EXERCISE GOAL |
Check each line of the entries below for the string "本人身份证"; copy every line where it appears.

PROVIDED DATA |
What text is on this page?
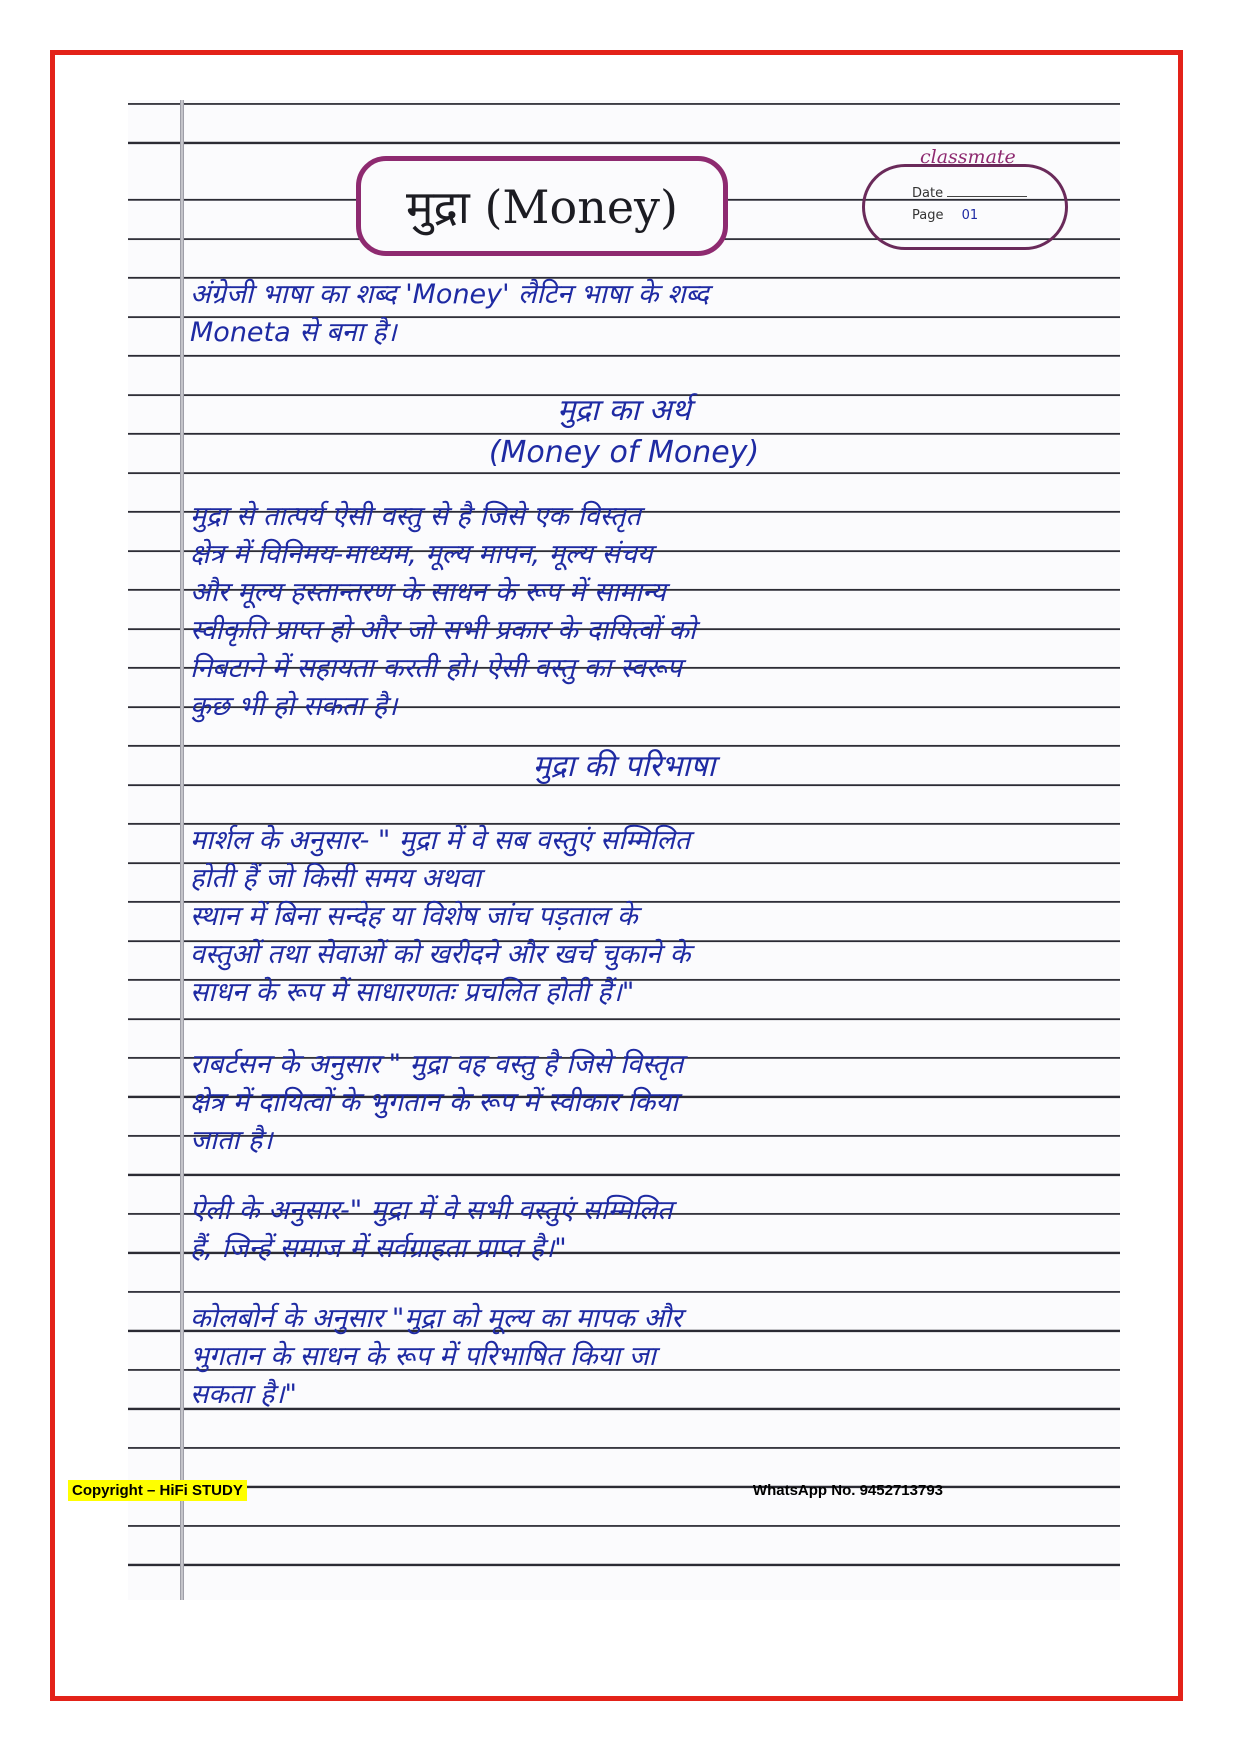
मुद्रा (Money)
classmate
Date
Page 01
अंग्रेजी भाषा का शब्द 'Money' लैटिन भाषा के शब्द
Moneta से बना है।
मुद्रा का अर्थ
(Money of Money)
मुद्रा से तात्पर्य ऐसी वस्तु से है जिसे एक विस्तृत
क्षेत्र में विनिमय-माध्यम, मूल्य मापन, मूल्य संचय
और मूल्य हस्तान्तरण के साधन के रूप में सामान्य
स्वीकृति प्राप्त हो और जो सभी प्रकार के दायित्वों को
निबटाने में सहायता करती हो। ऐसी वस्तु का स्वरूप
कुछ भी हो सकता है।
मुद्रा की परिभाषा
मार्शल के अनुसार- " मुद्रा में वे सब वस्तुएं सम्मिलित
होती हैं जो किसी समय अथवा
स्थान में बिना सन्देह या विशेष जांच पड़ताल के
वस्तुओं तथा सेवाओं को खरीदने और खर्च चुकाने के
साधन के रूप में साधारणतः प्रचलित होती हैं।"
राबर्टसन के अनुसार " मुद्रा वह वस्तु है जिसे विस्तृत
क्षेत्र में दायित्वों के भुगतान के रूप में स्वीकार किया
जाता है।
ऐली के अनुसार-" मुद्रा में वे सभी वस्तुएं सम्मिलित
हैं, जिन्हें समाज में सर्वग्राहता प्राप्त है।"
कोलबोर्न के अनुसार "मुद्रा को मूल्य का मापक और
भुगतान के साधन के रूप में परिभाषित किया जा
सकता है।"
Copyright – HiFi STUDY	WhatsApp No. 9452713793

...

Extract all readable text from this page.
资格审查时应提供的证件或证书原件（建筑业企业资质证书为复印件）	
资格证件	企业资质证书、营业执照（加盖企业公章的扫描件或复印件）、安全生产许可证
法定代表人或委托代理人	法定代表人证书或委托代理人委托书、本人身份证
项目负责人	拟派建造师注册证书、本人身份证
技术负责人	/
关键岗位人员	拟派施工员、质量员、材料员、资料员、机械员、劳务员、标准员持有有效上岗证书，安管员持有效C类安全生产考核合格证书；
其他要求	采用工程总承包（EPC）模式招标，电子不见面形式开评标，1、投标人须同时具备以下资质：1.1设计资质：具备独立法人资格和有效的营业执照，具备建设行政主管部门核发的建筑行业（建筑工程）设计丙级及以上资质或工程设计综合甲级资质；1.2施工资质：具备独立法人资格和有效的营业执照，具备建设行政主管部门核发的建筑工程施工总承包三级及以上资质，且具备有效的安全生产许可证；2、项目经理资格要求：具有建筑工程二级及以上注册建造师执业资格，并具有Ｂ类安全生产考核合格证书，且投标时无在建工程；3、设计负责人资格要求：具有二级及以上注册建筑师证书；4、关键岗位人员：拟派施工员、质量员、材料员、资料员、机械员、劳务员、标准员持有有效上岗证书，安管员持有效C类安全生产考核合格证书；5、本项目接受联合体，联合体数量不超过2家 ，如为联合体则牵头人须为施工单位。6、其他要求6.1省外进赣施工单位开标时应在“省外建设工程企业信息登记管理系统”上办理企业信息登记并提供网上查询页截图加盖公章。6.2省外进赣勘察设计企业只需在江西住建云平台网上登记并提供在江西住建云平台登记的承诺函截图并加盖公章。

FINAL RESULT |
法定代表人或委托代理人	法定代表人证书或委托代理人委托书、本人身份证
项目负责人	拟派建造师注册证书、本人身份证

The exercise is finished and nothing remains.